--- Exercise input ---
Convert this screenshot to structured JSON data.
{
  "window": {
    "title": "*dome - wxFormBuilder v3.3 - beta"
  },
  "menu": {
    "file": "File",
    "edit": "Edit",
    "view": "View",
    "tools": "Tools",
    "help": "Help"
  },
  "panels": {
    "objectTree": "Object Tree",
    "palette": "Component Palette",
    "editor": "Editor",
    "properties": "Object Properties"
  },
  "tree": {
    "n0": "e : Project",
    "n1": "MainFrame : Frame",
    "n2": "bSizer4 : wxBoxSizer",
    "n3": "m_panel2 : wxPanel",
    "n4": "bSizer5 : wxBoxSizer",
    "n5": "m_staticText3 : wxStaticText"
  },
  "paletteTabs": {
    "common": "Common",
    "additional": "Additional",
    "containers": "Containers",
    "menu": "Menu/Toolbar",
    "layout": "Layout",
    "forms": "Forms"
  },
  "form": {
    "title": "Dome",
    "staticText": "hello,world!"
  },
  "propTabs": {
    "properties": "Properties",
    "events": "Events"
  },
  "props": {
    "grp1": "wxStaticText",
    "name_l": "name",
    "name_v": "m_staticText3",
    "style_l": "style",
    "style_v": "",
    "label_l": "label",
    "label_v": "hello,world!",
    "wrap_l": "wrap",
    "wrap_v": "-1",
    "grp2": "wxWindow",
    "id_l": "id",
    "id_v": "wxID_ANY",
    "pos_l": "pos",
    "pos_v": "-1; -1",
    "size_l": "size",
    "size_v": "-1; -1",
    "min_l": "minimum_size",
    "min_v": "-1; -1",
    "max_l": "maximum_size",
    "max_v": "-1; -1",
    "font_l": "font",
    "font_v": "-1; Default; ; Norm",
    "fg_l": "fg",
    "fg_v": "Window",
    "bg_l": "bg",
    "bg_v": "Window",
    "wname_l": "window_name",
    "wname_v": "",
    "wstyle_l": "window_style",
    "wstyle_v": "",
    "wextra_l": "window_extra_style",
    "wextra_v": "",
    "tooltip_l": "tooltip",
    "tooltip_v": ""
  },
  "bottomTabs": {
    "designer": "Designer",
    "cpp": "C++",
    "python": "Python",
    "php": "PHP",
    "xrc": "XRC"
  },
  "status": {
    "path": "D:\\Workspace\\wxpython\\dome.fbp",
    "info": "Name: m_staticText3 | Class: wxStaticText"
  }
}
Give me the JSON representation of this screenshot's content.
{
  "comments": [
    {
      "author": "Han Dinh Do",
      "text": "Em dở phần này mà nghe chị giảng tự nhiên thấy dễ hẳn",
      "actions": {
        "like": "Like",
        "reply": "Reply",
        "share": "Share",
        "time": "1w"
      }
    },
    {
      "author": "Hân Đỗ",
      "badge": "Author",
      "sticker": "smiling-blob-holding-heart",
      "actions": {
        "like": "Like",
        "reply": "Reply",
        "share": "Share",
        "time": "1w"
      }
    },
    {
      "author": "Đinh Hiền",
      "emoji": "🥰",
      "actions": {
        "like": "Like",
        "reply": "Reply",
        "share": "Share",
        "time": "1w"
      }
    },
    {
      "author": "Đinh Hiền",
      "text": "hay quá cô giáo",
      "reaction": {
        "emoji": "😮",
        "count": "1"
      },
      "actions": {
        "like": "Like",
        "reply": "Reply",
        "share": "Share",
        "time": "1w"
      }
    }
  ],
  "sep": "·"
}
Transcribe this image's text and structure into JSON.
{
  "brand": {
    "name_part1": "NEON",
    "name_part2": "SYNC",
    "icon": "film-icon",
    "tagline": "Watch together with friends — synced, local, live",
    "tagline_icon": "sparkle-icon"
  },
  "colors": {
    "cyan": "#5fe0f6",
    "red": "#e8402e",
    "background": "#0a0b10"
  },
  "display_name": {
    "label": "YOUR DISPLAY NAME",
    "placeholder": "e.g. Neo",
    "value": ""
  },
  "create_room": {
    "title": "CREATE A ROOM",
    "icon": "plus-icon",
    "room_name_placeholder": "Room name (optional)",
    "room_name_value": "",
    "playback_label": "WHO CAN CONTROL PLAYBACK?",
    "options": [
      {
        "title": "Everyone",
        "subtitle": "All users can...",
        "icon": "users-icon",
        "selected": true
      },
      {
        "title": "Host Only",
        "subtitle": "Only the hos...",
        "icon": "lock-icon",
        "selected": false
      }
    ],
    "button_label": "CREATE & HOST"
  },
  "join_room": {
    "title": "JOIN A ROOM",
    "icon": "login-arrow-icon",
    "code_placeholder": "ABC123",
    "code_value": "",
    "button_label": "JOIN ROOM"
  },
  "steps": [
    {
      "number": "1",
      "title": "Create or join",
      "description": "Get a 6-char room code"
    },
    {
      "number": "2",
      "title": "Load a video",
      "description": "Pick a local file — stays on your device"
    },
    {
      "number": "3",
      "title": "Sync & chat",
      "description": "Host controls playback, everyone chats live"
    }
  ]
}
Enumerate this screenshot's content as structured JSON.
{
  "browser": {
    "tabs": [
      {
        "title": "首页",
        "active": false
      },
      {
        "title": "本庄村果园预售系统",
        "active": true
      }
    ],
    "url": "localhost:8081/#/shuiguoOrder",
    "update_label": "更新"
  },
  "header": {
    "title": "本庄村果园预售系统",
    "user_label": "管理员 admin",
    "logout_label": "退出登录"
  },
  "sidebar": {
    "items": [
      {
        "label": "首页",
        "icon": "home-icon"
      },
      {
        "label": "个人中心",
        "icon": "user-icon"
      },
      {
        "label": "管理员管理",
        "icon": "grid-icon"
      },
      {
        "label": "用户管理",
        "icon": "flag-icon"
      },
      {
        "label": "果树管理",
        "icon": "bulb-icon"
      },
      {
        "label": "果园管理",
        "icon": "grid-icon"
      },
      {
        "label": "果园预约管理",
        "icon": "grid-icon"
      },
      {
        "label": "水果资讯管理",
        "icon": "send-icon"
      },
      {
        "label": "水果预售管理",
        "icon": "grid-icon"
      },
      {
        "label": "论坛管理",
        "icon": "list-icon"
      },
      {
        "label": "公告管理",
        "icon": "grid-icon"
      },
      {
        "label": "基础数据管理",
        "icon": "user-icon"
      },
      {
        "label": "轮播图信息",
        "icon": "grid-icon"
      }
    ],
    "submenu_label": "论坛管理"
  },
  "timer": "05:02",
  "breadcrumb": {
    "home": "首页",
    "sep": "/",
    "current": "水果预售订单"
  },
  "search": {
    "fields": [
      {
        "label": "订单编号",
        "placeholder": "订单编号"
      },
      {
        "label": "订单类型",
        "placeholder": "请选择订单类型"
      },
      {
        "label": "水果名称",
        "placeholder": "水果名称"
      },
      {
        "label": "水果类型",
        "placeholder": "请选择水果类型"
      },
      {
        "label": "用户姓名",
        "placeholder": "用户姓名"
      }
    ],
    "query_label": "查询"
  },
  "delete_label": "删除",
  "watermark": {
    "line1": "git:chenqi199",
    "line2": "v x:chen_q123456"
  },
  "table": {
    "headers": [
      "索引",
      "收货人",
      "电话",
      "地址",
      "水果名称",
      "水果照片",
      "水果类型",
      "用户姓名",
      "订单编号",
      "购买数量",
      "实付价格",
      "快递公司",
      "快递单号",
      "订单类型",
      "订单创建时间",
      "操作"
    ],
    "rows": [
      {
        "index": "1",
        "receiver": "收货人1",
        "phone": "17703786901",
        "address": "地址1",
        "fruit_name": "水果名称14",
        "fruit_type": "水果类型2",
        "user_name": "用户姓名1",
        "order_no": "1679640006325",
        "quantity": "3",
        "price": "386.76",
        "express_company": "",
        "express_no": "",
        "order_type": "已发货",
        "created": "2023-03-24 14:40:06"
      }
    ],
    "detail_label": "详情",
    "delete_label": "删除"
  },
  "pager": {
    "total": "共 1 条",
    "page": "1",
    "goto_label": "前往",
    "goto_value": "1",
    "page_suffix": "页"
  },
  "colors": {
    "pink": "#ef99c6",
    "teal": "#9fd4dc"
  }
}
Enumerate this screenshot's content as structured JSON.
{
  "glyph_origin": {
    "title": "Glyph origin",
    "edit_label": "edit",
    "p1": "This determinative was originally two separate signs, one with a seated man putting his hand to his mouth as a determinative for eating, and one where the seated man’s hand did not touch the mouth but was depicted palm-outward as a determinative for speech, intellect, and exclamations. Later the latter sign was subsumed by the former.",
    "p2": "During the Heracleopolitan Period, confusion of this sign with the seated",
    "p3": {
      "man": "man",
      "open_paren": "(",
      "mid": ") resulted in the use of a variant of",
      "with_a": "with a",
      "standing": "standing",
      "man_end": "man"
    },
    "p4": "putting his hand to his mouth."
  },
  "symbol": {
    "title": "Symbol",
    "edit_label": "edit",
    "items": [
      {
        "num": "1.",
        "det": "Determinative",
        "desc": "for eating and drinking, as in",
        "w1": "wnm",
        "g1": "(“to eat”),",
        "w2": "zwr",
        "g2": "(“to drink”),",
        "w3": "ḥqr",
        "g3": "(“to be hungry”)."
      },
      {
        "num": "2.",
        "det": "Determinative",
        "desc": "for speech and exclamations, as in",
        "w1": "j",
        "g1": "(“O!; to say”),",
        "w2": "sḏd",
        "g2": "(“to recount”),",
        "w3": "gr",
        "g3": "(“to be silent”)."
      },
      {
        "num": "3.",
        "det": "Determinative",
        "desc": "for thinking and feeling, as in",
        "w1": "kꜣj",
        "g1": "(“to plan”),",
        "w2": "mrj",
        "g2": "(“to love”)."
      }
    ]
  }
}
---
What to do:
Say, as a number only, how many lines of the data contain "eating".

Answer to the task:
2